• **Challenge**
Wherever a line holds the word "Output", copy that line out.

(Extracted data entries)
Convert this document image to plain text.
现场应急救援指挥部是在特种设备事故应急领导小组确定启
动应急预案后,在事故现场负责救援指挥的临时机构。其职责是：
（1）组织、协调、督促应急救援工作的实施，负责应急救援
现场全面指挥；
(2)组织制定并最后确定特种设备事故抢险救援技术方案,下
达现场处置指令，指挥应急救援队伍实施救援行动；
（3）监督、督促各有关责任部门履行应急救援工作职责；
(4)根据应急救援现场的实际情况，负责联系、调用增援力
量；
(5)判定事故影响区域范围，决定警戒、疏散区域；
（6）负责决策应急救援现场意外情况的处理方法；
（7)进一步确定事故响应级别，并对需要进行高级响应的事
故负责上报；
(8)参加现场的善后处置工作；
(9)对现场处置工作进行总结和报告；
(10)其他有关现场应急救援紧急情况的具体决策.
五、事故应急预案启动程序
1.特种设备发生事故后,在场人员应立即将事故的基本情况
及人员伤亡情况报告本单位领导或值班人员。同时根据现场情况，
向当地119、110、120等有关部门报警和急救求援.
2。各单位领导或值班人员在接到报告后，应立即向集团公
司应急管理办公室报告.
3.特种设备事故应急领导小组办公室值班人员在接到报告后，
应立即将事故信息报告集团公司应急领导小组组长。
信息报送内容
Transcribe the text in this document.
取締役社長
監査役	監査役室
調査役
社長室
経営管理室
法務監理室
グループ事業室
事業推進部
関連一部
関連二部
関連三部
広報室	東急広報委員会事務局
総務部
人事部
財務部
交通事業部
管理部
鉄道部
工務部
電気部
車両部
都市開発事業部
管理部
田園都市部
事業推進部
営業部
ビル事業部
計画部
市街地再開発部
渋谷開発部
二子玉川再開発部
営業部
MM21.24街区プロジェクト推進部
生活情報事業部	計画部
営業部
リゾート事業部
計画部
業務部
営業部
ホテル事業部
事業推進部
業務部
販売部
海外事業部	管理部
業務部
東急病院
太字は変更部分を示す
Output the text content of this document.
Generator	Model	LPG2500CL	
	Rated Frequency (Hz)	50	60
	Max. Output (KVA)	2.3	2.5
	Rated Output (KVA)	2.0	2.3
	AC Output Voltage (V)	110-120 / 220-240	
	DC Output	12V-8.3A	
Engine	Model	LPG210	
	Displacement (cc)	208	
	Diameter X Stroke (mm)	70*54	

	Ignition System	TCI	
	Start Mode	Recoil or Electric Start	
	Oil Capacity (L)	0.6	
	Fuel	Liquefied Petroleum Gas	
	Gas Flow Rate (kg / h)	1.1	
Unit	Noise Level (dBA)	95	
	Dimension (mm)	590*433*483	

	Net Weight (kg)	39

• **Result of this exercise**
Output the text content of this document.
	Max. Output (KVA)	2.3	2.5
	Rated Output (KVA)	2.0	2.3
	AC Output Voltage (V)	110-120 / 220-240	
	DC Output	12V-8.3A	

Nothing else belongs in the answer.